DIRECTION
Collect each line of the records containing the string "partials".

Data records

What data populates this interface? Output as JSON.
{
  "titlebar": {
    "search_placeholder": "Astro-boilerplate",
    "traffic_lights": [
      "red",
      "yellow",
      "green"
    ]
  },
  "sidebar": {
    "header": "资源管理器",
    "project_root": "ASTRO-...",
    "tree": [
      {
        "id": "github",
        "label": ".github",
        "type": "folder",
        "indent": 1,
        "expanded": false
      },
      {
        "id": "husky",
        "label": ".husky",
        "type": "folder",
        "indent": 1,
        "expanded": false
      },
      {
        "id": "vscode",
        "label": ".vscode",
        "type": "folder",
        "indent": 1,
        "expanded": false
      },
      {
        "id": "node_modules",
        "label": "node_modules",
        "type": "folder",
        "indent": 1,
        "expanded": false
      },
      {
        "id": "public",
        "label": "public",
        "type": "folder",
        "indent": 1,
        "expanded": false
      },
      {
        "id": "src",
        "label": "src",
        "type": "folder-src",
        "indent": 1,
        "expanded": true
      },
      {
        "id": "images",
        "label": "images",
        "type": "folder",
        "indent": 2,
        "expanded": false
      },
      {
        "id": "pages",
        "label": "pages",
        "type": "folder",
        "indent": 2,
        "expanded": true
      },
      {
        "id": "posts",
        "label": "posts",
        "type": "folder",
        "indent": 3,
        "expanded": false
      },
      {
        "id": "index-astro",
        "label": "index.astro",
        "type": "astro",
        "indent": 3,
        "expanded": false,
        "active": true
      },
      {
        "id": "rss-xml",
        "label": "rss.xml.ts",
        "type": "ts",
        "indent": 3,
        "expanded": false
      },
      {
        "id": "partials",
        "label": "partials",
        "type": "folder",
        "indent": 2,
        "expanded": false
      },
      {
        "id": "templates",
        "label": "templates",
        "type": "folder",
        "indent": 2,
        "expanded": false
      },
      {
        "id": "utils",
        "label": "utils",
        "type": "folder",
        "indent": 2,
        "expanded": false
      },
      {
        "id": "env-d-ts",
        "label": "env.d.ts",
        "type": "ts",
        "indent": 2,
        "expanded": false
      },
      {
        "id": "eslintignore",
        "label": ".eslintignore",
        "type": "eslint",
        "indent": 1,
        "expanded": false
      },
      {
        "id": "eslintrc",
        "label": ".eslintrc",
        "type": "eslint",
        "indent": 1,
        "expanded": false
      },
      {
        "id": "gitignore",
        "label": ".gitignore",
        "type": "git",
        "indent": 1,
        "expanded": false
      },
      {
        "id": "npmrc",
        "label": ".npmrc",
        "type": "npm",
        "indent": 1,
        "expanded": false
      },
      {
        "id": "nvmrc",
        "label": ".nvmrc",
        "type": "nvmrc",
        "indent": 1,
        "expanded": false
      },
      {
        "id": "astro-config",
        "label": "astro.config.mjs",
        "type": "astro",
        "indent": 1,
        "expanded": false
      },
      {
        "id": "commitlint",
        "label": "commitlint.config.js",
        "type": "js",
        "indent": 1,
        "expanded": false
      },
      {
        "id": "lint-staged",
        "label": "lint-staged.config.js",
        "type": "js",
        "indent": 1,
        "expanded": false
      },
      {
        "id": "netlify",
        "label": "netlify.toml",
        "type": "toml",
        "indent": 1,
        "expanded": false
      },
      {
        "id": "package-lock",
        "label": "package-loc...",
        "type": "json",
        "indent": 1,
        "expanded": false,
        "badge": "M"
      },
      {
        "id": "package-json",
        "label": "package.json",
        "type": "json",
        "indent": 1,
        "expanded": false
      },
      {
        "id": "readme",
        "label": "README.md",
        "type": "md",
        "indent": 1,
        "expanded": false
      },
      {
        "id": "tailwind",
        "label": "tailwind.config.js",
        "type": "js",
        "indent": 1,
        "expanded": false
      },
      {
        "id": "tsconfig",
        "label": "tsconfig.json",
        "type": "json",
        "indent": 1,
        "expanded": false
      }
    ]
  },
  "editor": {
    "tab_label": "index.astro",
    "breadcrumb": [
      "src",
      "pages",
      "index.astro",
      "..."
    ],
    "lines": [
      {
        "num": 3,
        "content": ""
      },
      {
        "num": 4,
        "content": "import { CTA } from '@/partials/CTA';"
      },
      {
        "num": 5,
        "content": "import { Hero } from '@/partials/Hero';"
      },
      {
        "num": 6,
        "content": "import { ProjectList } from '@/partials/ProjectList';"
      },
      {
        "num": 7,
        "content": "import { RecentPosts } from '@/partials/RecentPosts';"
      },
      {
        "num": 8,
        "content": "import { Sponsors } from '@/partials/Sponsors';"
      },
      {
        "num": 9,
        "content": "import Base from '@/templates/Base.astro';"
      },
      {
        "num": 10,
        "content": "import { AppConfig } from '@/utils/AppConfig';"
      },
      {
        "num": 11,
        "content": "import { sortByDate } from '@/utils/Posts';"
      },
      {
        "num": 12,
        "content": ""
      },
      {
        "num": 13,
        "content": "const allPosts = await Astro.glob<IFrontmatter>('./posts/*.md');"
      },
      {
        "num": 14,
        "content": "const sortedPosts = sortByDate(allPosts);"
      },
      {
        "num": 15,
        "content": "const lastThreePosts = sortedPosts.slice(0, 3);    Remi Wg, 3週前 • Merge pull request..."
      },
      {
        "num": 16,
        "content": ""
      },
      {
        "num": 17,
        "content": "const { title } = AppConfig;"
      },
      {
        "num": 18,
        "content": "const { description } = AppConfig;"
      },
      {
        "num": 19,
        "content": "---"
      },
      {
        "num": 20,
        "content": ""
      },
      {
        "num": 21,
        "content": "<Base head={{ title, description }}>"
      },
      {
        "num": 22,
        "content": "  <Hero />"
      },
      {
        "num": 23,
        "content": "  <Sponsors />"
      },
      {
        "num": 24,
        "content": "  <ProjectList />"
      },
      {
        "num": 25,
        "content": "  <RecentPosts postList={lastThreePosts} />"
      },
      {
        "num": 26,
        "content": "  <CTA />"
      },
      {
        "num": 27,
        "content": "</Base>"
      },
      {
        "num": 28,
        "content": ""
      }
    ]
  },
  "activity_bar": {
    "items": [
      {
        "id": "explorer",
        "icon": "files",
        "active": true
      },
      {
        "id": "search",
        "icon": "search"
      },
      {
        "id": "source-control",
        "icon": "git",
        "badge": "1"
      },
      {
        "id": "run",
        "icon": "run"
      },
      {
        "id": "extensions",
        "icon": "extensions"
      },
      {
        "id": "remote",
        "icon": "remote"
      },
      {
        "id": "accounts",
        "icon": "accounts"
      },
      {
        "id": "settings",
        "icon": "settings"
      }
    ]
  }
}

THE COMPLETED TASK
        "id": "partials",
        "label": "partials",
        "content": "import { CTA } from '@/partials/CTA';"
        "content": "import { Hero } from '@/partials/Hero';"
        "content": "import { ProjectList } from '@/partials/ProjectList';"
        "content": "import { RecentPosts } from '@/partials/RecentPosts';"
        "content": "import { Sponsors } from '@/partials/Sponsors';"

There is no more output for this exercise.